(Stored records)
>> begin
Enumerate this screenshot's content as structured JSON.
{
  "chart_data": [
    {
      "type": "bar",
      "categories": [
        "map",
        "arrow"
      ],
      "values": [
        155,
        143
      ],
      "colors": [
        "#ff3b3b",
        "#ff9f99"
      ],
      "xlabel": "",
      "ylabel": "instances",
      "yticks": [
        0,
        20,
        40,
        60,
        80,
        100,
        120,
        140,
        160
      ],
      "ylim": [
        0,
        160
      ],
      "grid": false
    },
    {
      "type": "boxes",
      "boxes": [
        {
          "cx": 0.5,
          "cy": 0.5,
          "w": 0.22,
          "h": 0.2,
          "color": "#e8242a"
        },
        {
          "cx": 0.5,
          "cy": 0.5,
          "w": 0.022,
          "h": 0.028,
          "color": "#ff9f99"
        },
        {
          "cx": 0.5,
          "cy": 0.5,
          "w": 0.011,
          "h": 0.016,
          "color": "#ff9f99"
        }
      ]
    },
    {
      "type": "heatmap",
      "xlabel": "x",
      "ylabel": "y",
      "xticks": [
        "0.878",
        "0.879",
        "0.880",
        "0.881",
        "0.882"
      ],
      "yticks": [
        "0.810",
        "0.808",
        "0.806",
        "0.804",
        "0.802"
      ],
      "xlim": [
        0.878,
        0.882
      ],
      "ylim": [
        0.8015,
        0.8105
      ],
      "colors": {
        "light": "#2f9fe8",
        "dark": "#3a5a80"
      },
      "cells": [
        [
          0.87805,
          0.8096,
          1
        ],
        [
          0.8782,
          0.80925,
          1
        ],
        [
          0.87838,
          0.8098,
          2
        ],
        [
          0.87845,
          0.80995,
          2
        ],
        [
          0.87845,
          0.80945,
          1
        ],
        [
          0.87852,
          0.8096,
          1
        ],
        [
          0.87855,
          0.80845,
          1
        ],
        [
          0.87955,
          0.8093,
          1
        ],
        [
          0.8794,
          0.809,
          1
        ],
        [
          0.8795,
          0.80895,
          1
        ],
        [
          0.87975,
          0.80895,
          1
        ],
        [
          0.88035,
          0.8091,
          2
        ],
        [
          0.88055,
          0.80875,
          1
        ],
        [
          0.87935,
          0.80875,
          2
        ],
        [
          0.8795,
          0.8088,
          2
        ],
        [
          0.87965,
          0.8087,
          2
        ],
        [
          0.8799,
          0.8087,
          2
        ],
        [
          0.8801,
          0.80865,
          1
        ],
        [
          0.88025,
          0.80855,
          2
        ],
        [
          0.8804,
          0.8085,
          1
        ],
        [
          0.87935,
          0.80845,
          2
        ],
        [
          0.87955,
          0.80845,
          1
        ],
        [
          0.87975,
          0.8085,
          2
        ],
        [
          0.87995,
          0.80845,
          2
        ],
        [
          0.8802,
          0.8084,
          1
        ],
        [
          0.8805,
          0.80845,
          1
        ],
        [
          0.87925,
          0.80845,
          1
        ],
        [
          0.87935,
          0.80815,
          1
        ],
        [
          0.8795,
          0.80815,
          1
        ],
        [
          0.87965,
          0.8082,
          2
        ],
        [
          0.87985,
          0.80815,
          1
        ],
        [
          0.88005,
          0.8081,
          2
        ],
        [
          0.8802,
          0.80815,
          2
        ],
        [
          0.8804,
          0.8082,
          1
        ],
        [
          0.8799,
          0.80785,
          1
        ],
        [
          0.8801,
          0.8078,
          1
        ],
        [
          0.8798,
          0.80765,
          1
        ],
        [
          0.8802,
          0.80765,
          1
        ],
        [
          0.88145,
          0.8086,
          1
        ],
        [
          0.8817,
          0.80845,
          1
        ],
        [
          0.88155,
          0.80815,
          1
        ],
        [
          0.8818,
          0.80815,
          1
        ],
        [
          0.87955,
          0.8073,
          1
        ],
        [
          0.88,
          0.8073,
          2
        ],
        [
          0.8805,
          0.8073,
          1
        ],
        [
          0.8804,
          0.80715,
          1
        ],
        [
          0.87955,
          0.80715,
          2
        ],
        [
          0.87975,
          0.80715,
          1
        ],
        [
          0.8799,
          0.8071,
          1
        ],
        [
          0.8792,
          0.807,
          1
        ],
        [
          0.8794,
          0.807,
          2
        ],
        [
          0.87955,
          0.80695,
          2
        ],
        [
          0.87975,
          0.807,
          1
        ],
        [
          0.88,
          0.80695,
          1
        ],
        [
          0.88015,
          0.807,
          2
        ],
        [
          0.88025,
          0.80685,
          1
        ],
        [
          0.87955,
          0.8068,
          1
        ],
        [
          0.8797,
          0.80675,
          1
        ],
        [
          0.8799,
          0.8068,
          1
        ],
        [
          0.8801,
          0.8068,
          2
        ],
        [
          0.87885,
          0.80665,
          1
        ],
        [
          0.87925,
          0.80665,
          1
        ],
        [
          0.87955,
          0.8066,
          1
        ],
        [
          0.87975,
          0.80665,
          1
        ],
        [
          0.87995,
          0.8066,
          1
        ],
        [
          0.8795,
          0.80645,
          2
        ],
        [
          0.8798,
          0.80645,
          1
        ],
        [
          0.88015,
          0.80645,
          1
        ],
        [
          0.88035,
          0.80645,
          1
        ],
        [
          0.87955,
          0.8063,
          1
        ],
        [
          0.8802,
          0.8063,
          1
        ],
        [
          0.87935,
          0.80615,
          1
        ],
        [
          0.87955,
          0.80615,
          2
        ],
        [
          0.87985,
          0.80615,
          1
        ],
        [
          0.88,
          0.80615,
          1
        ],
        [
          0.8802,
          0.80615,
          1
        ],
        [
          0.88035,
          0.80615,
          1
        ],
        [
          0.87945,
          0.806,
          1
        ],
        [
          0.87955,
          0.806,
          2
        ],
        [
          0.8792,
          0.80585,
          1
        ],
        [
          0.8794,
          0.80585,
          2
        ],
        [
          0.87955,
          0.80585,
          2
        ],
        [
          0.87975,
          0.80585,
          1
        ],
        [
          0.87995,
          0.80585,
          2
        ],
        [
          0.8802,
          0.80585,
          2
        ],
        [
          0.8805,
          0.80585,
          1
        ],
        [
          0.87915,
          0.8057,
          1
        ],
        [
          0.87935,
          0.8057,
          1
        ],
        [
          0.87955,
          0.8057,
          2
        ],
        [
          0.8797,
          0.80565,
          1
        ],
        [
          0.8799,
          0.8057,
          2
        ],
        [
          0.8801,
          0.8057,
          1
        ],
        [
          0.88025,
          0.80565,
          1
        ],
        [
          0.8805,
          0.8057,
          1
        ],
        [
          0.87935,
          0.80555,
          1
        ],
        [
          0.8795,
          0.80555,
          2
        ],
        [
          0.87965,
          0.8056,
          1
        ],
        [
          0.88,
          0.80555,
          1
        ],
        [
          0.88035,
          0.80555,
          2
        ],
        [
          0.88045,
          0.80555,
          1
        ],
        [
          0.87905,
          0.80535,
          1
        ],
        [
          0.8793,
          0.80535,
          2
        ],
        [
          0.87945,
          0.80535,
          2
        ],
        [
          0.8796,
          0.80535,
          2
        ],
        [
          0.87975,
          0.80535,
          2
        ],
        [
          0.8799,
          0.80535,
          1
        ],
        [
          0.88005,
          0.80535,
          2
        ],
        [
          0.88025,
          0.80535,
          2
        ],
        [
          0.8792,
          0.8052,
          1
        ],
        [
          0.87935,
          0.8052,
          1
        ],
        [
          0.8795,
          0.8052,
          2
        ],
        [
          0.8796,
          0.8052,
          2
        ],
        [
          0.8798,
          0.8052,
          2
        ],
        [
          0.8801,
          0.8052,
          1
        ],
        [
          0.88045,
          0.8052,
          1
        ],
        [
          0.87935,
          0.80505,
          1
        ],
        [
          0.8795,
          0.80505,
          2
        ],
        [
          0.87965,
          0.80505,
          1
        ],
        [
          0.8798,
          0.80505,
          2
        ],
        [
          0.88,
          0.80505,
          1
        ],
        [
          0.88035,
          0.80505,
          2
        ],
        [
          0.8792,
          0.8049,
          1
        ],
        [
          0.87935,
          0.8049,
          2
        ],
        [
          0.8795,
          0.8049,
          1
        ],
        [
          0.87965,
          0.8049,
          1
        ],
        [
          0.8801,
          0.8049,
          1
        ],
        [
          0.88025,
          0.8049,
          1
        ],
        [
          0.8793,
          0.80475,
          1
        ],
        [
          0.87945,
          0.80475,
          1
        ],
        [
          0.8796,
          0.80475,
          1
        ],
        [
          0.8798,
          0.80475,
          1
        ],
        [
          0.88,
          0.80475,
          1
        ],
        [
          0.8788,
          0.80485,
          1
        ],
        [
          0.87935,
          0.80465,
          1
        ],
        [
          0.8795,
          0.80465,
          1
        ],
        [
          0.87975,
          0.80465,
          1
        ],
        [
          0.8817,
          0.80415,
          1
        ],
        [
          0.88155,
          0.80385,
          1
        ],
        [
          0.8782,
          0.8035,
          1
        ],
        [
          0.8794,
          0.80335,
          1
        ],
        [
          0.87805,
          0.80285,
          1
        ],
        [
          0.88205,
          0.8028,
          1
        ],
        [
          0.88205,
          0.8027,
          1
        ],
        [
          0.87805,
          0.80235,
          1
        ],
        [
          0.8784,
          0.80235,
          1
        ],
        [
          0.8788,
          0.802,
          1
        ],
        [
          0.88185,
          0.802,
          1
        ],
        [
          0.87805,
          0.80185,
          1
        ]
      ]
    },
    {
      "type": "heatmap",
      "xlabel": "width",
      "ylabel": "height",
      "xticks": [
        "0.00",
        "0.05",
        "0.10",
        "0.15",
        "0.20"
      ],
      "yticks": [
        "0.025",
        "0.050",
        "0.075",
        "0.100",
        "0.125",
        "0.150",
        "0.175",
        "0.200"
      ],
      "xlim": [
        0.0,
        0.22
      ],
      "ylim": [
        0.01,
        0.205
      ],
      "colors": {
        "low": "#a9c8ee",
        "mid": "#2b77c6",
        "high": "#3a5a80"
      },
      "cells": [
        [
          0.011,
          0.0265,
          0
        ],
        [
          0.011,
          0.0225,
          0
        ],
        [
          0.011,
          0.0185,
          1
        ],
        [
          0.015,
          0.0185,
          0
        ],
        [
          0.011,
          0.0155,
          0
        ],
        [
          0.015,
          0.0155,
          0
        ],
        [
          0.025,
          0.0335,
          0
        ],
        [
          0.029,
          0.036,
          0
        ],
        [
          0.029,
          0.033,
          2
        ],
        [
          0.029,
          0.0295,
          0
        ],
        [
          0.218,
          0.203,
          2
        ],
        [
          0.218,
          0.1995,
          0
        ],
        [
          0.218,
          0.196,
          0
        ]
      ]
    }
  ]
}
>> end
● EXERCISE DIRECTIONS: Give the count of lines holding the word "ylabel" and nothing more.

● FINISHED EXERCISE: 3